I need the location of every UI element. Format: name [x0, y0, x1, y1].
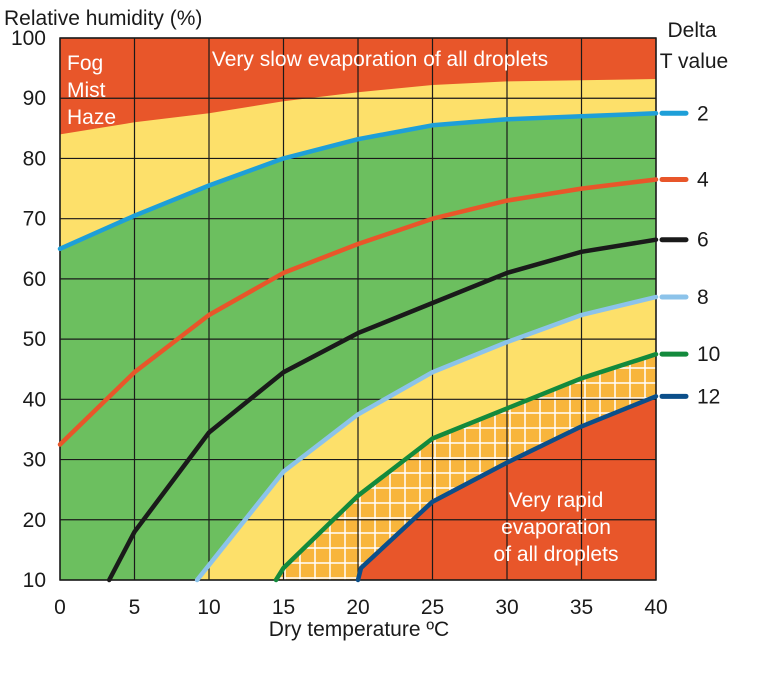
y-axis-title: Relative humidity (%) [4, 7, 202, 30]
rapid-label-line-3: of all droplets [494, 543, 619, 566]
x-tick-label: 40 [644, 596, 667, 619]
x-tick-label: 10 [197, 596, 220, 619]
y-tick-label: 100 [11, 27, 46, 50]
y-tick-label: 80 [23, 147, 46, 170]
slow-evaporation-label: Very slow evaporation of all droplets [212, 48, 548, 71]
x-tick-label: 20 [346, 596, 369, 619]
y-tick-label: 30 [23, 449, 46, 472]
y-tick-label: 70 [23, 208, 46, 231]
legend-title-line-1: Delta [667, 19, 716, 42]
series-line-delta-t-8 [194, 294, 659, 583]
series-line-delta-t-10 [273, 351, 659, 583]
y-tick-label: 90 [23, 87, 46, 110]
tick-labels: 2 4 6 8 10 12 0 5 10 15 20 25 30 35 40 10 20 30 40 50 60 70 80… [11, 27, 720, 619]
x-tick-label: 30 [495, 596, 518, 619]
rapid-label-line-1: Very rapid [509, 489, 604, 512]
legend-label-delta-t-8: 8 [697, 286, 709, 309]
legend-label-delta-t-10: 10 [697, 343, 720, 366]
x-tick-label: 25 [421, 596, 444, 619]
legend-label-delta-t-12: 12 [697, 385, 720, 408]
mist-label: Mist [67, 79, 106, 102]
y-tick-label: 40 [23, 388, 46, 411]
delta-t-legend-swatches [659, 110, 689, 399]
grid-lines [59, 37, 657, 581]
legend-label-delta-t-4: 4 [697, 169, 709, 192]
delta-t-curves [57, 111, 659, 583]
y-tick-label: 60 [23, 268, 46, 291]
y-tick-label: 10 [23, 569, 46, 592]
legend-label-delta-t-2: 2 [697, 102, 709, 125]
y-tick-label: 50 [23, 328, 46, 351]
series-line-delta-t-2 [57, 111, 659, 252]
series-line-delta-t-12 [355, 394, 659, 583]
x-tick-label: 15 [272, 596, 295, 619]
x-tick-label: 0 [54, 596, 66, 619]
rapid-label-line-2: evaporation [501, 516, 611, 539]
series-line-delta-t-6 [106, 237, 659, 583]
series-line-delta-t-4 [57, 177, 659, 447]
fog-label: Fog [67, 52, 103, 75]
x-axis-title: Dry temperature ºC [269, 618, 449, 641]
legend-label-delta-t-6: 6 [697, 229, 709, 252]
legend-title-line-2: T value [660, 50, 729, 73]
x-tick-label: 5 [129, 596, 141, 619]
marginal-hatched-zone [276, 354, 656, 580]
haze-label: Haze [67, 106, 116, 129]
x-tick-label: 35 [570, 596, 593, 619]
y-tick-label: 20 [23, 509, 46, 532]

※

## Requirement
In the lines from the one containing "y-axis-title: Relative humidity" through the one containing "legend-label-delta-t-12: 12 [697, 385, 720, 408]", both included, rename "x-tick-label" to "x-axis-tick". Output only those lines, with everything else unchanged.

## Worked solution
y-axis-title: Relative humidity (%) [4, 7, 202, 30]
rapid-label-line-3: of all droplets [494, 543, 619, 566]
x-axis-tick: 40 [644, 596, 667, 619]
x-axis-tick: 10 [197, 596, 220, 619]
y-tick-label: 100 [11, 27, 46, 50]
y-tick-label: 80 [23, 147, 46, 170]
slow-evaporation-label: Very slow evaporation of all droplets [212, 48, 548, 71]
x-axis-tick: 20 [346, 596, 369, 619]
y-tick-label: 30 [23, 449, 46, 472]
y-tick-label: 70 [23, 208, 46, 231]
legend-title-line-1: Delta [667, 19, 716, 42]
series-line-delta-t-8 [194, 294, 659, 583]
series-line-delta-t-10 [273, 351, 659, 583]
y-tick-label: 90 [23, 87, 46, 110]
tick-labels: 2 4 6 8 10 12 0 5 10 15 20 25 30 35 40 10 20 30 40 50 60 70 80… [11, 27, 720, 619]
x-axis-tick: 30 [495, 596, 518, 619]
rapid-label-line-1: Very rapid [509, 489, 604, 512]
legend-label-delta-t-8: 8 [697, 286, 709, 309]
legend-label-delta-t-10: 10 [697, 343, 720, 366]
x-axis-tick: 25 [421, 596, 444, 619]
legend-label-delta-t-12: 12 [697, 385, 720, 408]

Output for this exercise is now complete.